- Given task -
In your copy, leave out the pictures; write out all the data exactly.

- Record list -

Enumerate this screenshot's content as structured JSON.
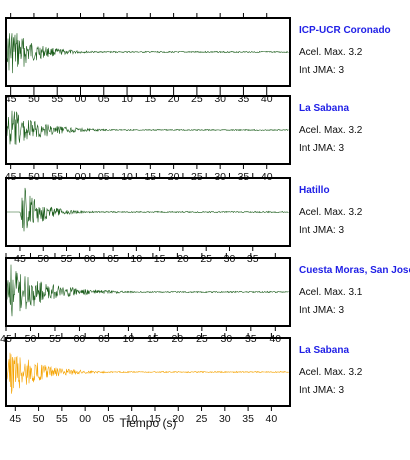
{
  "chart_data": {
    "type": "line",
    "xlabel": "Tiempo (s)",
    "grid": false,
    "panels": [
      {
        "station": "ICP-UCR Coronado",
        "accel_label": "Acel. Max. 3.2",
        "jma_label": "Int JMA: 3",
        "color": "#1a5c1a",
        "x_ticks": [
          "45",
          "50",
          "55",
          "00",
          "05",
          "10",
          "15",
          "20",
          "25",
          "30",
          "35",
          "40"
        ],
        "x_range_s": [
          -46,
          15
        ],
        "tick_start_s": -45,
        "onset_s": -46,
        "peak": 1.0,
        "decay_s": 5
      },
      {
        "station": "La Sabana",
        "accel_label": "Acel. Max. 3.2",
        "jma_label": "Int JMA: 3",
        "color": "#1a5c1a",
        "x_ticks": [
          "45",
          "50",
          "55",
          "00",
          "05",
          "10",
          "15",
          "20",
          "25",
          "30",
          "35",
          "40"
        ],
        "x_range_s": [
          -46,
          15
        ],
        "tick_start_s": -45,
        "onset_s": -46,
        "peak": 0.85,
        "decay_s": 6
      },
      {
        "station": "Hatillo",
        "accel_label": "Acel. Max. 3.2",
        "jma_label": "Int JMA: 3",
        "color": "#1a5c1a",
        "x_ticks": [
          "40",
          "45",
          "50",
          "55",
          "00",
          "05",
          "10",
          "15",
          "20",
          "25",
          "30",
          "35"
        ],
        "x_range_s": [
          -48,
          13
        ],
        "tick_start_s": -50,
        "onset_s": -45,
        "peak": 1.0,
        "decay_s": 4
      },
      {
        "station": "Cuesta Moras, San Jose",
        "accel_label": "Acel. Max. 3.1",
        "jma_label": "Int JMA: 3",
        "color": "#1a5c1a",
        "x_ticks": [
          "45",
          "50",
          "55",
          "00",
          "05",
          "10",
          "15",
          "20",
          "25",
          "30",
          "35",
          "40"
        ],
        "x_range_s": [
          -45,
          13
        ],
        "tick_start_s": -45,
        "onset_s": -45,
        "peak": 1.0,
        "decay_s": 7
      },
      {
        "station": "La Sabana",
        "accel_label": "Acel. Max. 3.2",
        "jma_label": "Int JMA: 3",
        "color": "#f5a300",
        "x_ticks": [
          "45",
          "50",
          "55",
          "00",
          "05",
          "10",
          "15",
          "20",
          "25",
          "30",
          "35",
          "40"
        ],
        "x_range_s": [
          -47,
          14
        ],
        "tick_start_s": -45,
        "onset_s": -47,
        "peak": 0.9,
        "decay_s": 6
      }
    ]
  }
}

- The completed task -
Enumerate this screenshot's content as structured JSON.
{
  "chart_data": {
    "type": "line",
    "xlabel": "Tiempo (s)",
    "grid": false,
    "panels": [
      {
        "station": "ICP-UCR Coronado",
        "accel_label": "Acel. Max. 3.2",
        "jma_label": "Int JMA: 3",
        "color": "#1a5c1a",
        "x_ticks": [
          "45",
          "50",
          "55",
          "00",
          "05",
          "10",
          "15",
          "20",
          "25",
          "30",
          "35",
          "40"
        ],
        "x_range_s": [
          -46,
          15
        ],
        "tick_start_s": -45,
        "onset_s": -46,
        "peak": 1.0,
        "decay_s": 5
      },
      {
        "station": "La Sabana",
        "accel_label": "Acel. Max. 3.2",
        "jma_label": "Int JMA: 3",
        "color": "#1a5c1a",
        "x_ticks": [
          "45",
          "50",
          "55",
          "00",
          "05",
          "10",
          "15",
          "20",
          "25",
          "30",
          "35",
          "40"
        ],
        "x_range_s": [
          -46,
          15
        ],
        "tick_start_s": -45,
        "onset_s": -46,
        "peak": 0.85,
        "decay_s": 6
      },
      {
        "station": "Hatillo",
        "accel_label": "Acel. Max. 3.2",
        "jma_label": "Int JMA: 3",
        "color": "#1a5c1a",
        "x_ticks": [
          "40",
          "45",
          "50",
          "55",
          "00",
          "05",
          "10",
          "15",
          "20",
          "25",
          "30",
          "35"
        ],
        "x_range_s": [
          -48,
          13
        ],
        "tick_start_s": -50,
        "onset_s": -45,
        "peak": 1.0,
        "decay_s": 4
      },
      {
        "station": "Cuesta Moras, San Jose",
        "accel_label": "Acel. Max. 3.1",
        "jma_label": "Int JMA: 3",
        "color": "#1a5c1a",
        "x_ticks": [
          "45",
          "50",
          "55",
          "00",
          "05",
          "10",
          "15",
          "20",
          "25",
          "30",
          "35",
          "40"
        ],
        "x_range_s": [
          -45,
          13
        ],
        "tick_start_s": -45,
        "onset_s": -45,
        "peak": 1.0,
        "decay_s": 7
      },
      {
        "station": "La Sabana",
        "accel_label": "Acel. Max. 3.2",
        "jma_label": "Int JMA: 3",
        "color": "#f5a300",
        "x_ticks": [
          "45",
          "50",
          "55",
          "00",
          "05",
          "10",
          "15",
          "20",
          "25",
          "30",
          "35",
          "40"
        ],
        "x_range_s": [
          -47,
          14
        ],
        "tick_start_s": -45,
        "onset_s": -47,
        "peak": 0.9,
        "decay_s": 6
      }
    ]
  }
}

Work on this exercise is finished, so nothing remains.